*Objective*: An exact copy of all the data is required, with pictures left out.

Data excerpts

____________________

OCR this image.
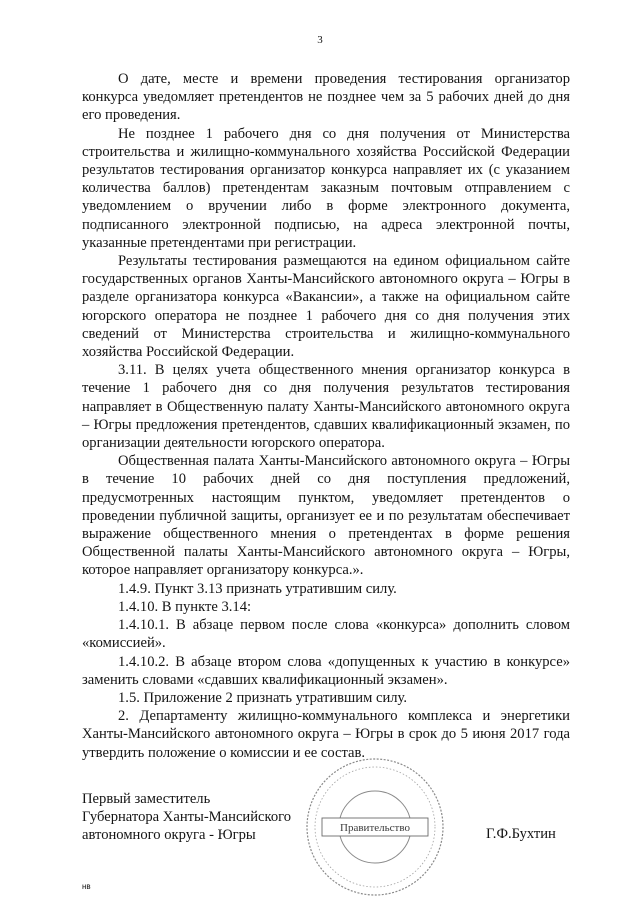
3

О дате, месте и времени проведения тестирования организатор конкурса уведомляет претендентов не позднее чем за 5 рабочих дней до дня его проведения.

Не позднее 1 рабочего дня со дня получения от Министерства строительства и жилищно-коммунального хозяйства Российской Федерации результатов тестирования организатор конкурса направляет их (с указанием количества баллов) претендентам заказным почтовым отправлением с уведомлением о вручении либо в форме электронного документа, подписанного электронной подписью, на адреса электронной почты, указанные претендентами при регистрации.

Результаты тестирования размещаются на едином официальном сайте государственных органов Ханты-Мансийского автономного округа – Югры в разделе организатора конкурса «Вакансии», а также на официальном сайте югорского оператора не позднее 1 рабочего дня со дня получения этих сведений от Министерства строительства и жилищно-коммунального хозяйства Российской Федерации.

3.11. В целях учета общественного мнения организатор конкурса в течение 1 рабочего дня со дня получения результатов тестирования направляет в Общественную палату Ханты-Мансийского автономного округа – Югры предложения претендентов, сдавших квалификационный экзамен, по организации деятельности югорского оператора.

Общественная палата Ханты-Мансийского автономного округа – Югры в течение 10 рабочих дней со дня поступления предложений, предусмотренных настоящим пунктом, уведомляет претендентов о проведении публичной защиты, организует ее и по результатам обеспечивает выражение общественного мнения о претендентах в форме решения Общественной палаты Ханты-Мансийского автономного округа – Югры, которое направляет организатору конкурса.».

1.4.9. Пункт 3.13 признать утратившим силу.

1.4.10. В пункте 3.14:

1.4.10.1. В абзаце первом после слова «конкурса» дополнить словом «комиссией».

1.4.10.2. В абзаце втором слова «допущенных к участию в конкурсе» заменить словами «сдавших квалификационный экзамен».

1.5. Приложение 2 признать утратившим силу.

2. Департаменту жилищно-коммунального комплекса и энергетики Ханты-Мансийского автономного округа – Югры в срок до 5 июня 2017 года утвердить положение о комиссии и ее состав.

Правительство
Первый заместитель
Губернатора Ханты-Мансийского
автономного округа - Югры	Г.Ф.Бухтин
нв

____________________

*Task answer*:
OCR this image.
3

О дате, месте и времени проведения тестирования организатор конкурса уведомляет претендентов не позднее чем за 5 рабочих дней до дня его проведения.

Не позднее 1 рабочего дня со дня получения от Министерства строительства и жилищно-коммунального хозяйства Российской Федерации результатов тестирования организатор конкурса направляет их (с указанием количества баллов) претендентам заказным почтовым отправлением с уведомлением о вручении либо в форме электронного документа, подписанного электронной подписью, на адреса электронной почты, указанные претендентами при регистрации.

Результаты тестирования размещаются на едином официальном сайте государственных органов Ханты-Мансийского автономного округа – Югры в разделе организатора конкурса «Вакансии», а также на официальном сайте югорского оператора не позднее 1 рабочего дня со дня получения этих сведений от Министерства строительства и жилищно-коммунального хозяйства Российской Федерации.

3.11. В целях учета общественного мнения организатор конкурса в течение 1 рабочего дня со дня получения результатов тестирования направляет в Общественную палату Ханты-Мансийского автономного округа – Югры предложения претендентов, сдавших квалификационный экзамен, по организации деятельности югорского оператора.

Общественная палата Ханты-Мансийского автономного округа – Югры в течение 10 рабочих дней со дня поступления предложений, предусмотренных настоящим пунктом, уведомляет претендентов о проведении публичной защиты, организует ее и по результатам обеспечивает выражение общественного мнения о претендентах в форме решения Общественной палаты Ханты-Мансийского автономного округа – Югры, которое направляет организатору конкурса.».

1.4.9. Пункт 3.13 признать утратившим силу.

1.4.10. В пункте 3.14:

1.4.10.1. В абзаце первом после слова «конкурса» дополнить словом «комиссией».

1.4.10.2. В абзаце втором слова «допущенных к участию в конкурсе» заменить словами «сдавших квалификационный экзамен».

1.5. Приложение 2 признать утратившим силу.

2. Департаменту жилищно-коммунального комплекса и энергетики Ханты-Мансийского автономного округа – Югры в срок до 5 июня 2017 года утвердить положение о комиссии и ее состав.

Правительство
Первый заместитель
Губернатора Ханты-Мансийского
автономного округа - Югры	Г.Ф.Бухтин
нв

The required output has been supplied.